## [DOCUMENTO DE ORIGEM]
--- --- ---

AMÉRICA/COLÔMBIA - Guerrilha e paramilitares estão causando um dano irreparável à sociedade colombiana utilizando as crianças no conflito armado: são mais de 11 mil, segundo Human Rights Watch

Sábado, 27 Março 2004

Bogotá (Agência Fides) - Apesar da legislação internacional proibir a utilização em guerras de menores de 18 anos (Convenção de Genebra de 1949) e a Convenção Internacional da Criança proibir a utilização de menores de 15 anos, todas as forças irregulares do conflito armado que há muito tempo envolve o povo colombiano, recrutam crianças menores de 18 anos e até mesmo de 15 anos. A denúncia foi feita por Human Rights Watch no seu primeiro relatório-geral intitulado “Aprenderá a não chorar: Crianças que combatem na Colômbia”. Pelo menos um de cada quatro combatentes irregulares da guerra civil colombiana tem menos de 18 anos. Entre eles, milhares têm menos de 15 anos, a idade mínima para o alistamento segundo a Convenção de Genebra. Apesar de não existirem ainda hoje dados precisos sobre o número de crianças combatentes na Colômbia, Human Rights Watch afirma que existem mais de 11.000.
O relatório, redigido depois de uma série de entrevistas com 112 crianças ex-combatentes, demonstra como a guerrilha e os paramilitares aproveitam principalmente do desespero das crianças pobres das zonas rurais em conflito. De fato, as “forças irregulares organizam campanhas de recrutamento nas quais apresentam a vida do guerrilheiro com tons atraentes, e estimulam as crianças com promessas de dinheiro e de um futuro promissor. Algumas famílias mandam os filhos para combater porque não podem mantê-los e sabem que pertencer a um grupo armado é a garantia de alimento, roupas e proteção. Muitos jovens se alistam para fugir da violência familiar e do abuso físico e sexual, ou para receber o afeto que não encontram em suas famílias”.
As crianças combatem uma guerra de adultos sem entender minimamente a finalidade do conflito. São adestrados desde os 11 anos de idade para o manuseio de modernos fuzis leves e marcham pela floresta durante dias com pouco alimento, entre picadas de mosquitos e castigados pela chuva. Os adultos mandam as crianças matar, mutilar ou torturar, preparando-as para cometer abusos ainda mais cruéis. Aos 13 anos, as crianças são adestradas para o uso de armas automáticas, granadas e explosivos. Parte da formação das crianças consiste ainda em ver como se torturam os prisioneiros. Alguns deles, para demonstrar o próprio valor, foram obrigados a atirar contra os amigos.

--- --- ---

## [Registros de dados salvos]
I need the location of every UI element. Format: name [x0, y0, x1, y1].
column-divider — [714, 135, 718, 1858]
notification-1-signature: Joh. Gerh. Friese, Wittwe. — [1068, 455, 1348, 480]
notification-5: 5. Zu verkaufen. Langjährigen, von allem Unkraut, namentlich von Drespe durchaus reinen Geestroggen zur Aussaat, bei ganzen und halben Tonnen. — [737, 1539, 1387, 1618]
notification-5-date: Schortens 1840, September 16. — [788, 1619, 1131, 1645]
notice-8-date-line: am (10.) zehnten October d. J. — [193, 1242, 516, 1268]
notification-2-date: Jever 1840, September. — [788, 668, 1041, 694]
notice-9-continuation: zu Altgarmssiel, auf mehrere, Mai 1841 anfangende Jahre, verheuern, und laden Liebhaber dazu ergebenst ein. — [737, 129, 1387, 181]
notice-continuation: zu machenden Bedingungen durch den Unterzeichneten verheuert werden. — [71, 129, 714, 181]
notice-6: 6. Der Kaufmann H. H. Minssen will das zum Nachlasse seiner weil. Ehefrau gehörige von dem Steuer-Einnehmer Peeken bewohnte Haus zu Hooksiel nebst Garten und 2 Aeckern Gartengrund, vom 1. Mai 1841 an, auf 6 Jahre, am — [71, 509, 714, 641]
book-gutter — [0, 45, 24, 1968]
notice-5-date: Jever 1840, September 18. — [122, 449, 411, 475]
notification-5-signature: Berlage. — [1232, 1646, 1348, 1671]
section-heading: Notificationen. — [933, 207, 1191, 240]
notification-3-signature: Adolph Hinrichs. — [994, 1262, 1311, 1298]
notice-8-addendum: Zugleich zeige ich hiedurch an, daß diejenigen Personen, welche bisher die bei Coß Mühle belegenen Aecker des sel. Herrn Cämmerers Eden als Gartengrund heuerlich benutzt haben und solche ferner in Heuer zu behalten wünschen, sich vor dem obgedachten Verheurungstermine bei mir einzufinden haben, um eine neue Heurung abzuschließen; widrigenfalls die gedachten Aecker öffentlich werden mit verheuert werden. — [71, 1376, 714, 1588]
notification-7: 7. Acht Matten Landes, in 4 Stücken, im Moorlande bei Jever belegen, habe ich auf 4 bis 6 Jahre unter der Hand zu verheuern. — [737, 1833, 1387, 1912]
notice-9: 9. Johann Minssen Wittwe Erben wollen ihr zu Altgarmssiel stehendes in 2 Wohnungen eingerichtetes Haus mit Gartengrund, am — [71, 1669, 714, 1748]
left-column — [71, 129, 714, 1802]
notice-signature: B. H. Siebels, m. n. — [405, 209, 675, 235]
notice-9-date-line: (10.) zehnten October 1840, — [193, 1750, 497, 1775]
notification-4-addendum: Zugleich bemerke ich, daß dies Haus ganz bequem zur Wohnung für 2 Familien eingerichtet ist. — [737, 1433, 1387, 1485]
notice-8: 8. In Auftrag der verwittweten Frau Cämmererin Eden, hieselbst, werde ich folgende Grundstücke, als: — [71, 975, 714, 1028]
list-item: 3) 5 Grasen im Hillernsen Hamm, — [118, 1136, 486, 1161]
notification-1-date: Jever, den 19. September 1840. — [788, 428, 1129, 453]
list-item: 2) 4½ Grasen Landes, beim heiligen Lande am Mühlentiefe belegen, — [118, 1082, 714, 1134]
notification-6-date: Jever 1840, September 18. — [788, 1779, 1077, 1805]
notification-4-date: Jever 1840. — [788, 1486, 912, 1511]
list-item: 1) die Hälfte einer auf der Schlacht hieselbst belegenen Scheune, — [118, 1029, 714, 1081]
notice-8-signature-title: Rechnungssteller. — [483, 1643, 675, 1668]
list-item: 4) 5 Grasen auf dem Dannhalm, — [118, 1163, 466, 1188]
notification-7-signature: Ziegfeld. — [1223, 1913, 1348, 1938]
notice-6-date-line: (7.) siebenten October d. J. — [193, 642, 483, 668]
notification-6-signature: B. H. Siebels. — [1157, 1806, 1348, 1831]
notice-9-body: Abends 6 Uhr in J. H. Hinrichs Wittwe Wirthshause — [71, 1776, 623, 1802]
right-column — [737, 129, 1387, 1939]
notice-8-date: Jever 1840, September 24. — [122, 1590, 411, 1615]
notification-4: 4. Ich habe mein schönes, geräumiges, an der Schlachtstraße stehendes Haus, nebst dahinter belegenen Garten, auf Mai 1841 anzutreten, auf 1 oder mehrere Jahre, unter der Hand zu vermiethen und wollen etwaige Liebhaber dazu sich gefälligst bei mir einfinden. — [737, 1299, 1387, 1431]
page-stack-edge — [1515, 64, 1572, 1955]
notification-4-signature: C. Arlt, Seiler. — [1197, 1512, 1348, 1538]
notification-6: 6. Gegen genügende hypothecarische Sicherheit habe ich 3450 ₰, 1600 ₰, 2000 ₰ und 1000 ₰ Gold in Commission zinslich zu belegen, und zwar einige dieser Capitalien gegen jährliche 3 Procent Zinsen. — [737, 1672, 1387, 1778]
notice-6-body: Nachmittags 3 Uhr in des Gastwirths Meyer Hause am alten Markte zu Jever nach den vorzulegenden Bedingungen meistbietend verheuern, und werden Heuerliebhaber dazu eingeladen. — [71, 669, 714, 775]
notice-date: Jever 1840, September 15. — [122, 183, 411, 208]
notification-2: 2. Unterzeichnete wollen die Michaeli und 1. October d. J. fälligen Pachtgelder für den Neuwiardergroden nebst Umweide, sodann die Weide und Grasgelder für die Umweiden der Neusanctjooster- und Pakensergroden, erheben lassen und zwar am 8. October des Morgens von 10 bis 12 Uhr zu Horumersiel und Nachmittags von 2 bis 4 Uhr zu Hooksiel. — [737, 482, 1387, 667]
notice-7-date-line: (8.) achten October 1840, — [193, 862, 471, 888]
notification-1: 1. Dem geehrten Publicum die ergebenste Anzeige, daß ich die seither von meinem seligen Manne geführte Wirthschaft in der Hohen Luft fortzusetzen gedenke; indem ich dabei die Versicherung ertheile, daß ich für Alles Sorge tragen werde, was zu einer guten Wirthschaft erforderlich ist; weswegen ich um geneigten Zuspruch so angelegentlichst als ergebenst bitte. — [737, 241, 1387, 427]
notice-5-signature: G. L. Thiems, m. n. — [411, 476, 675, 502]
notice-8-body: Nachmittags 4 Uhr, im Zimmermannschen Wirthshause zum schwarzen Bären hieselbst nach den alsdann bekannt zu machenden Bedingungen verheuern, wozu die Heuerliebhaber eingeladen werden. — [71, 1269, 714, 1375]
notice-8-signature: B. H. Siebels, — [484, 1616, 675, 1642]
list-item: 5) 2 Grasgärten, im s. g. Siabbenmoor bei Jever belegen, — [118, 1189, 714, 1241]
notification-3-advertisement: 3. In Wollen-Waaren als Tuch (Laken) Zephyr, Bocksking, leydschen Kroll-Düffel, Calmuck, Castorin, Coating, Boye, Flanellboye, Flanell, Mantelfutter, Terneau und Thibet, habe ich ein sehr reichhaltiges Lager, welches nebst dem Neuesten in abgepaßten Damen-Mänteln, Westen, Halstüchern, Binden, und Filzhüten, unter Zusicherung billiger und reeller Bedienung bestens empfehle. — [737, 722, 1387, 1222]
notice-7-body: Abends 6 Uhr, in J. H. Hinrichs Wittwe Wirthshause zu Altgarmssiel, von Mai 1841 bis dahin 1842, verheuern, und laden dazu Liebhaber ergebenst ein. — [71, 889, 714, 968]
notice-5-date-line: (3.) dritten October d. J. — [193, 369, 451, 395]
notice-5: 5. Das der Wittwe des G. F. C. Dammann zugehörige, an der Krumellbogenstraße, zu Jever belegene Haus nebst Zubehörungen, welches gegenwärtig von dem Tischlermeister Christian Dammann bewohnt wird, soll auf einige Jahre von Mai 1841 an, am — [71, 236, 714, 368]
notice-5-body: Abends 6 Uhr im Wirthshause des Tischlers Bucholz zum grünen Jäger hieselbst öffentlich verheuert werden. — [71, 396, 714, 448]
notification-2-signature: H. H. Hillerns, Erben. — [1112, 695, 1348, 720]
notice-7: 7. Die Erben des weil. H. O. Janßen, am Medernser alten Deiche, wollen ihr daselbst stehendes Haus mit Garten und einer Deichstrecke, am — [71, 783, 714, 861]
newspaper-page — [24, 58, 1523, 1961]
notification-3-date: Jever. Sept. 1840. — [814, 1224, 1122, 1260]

--- --- ---

## [TAREFAS]
a) Reescreva o trecho da reportagem sobre crianças combatentes na Colômbia, tudo desde "As crianças combatem" até "contra os amigos.", trocando "floresta" por "mata".
b) Separe dos registros todas as linhas em que aparece a sequência "list".
A reportagem e os registros não têm relação entre si.

## [RESPOSTAS]
a)
As crianças combatem uma guerra de adultos sem entender minimamente a finalidade do conflito. São adestrados desde os 11 anos de idade para o manuseio de modernos fuzis leves e marcham pela mata durante dias com pouco alimento, entre picadas de mosquitos e castigados pela chuva. Os adultos mandam as crianças matar, mutilar ou torturar, preparando-as para cometer abusos ainda mais cruéis. Aos 13 anos, as crianças são adestradas para o uso de armas automáticas, granadas e explosivos. Parte da formação das crianças consiste ainda em ver como se torturam os prisioneiros. Alguns deles, para demonstrar o próprio valor, foram obrigados a atirar contra os amigos.

b)
list-item: 3) 5 Grasen im Hillernsen Hamm, — [118, 1136, 486, 1161]
list-item: 2) 4½ Grasen Landes, beim heiligen Lande am Mühlentiefe belegen, — [118, 1082, 714, 1134]
list-item: 1) die Hälfte einer auf der Schlacht hieselbst belegenen Scheune, — [118, 1029, 714, 1081]
list-item: 4) 5 Grasen auf dem Dannhalm, — [118, 1163, 466, 1188]
list-item: 5) 2 Grasgärten, im s. g. Siabbenmoor bei Jever belegen, — [118, 1189, 714, 1241]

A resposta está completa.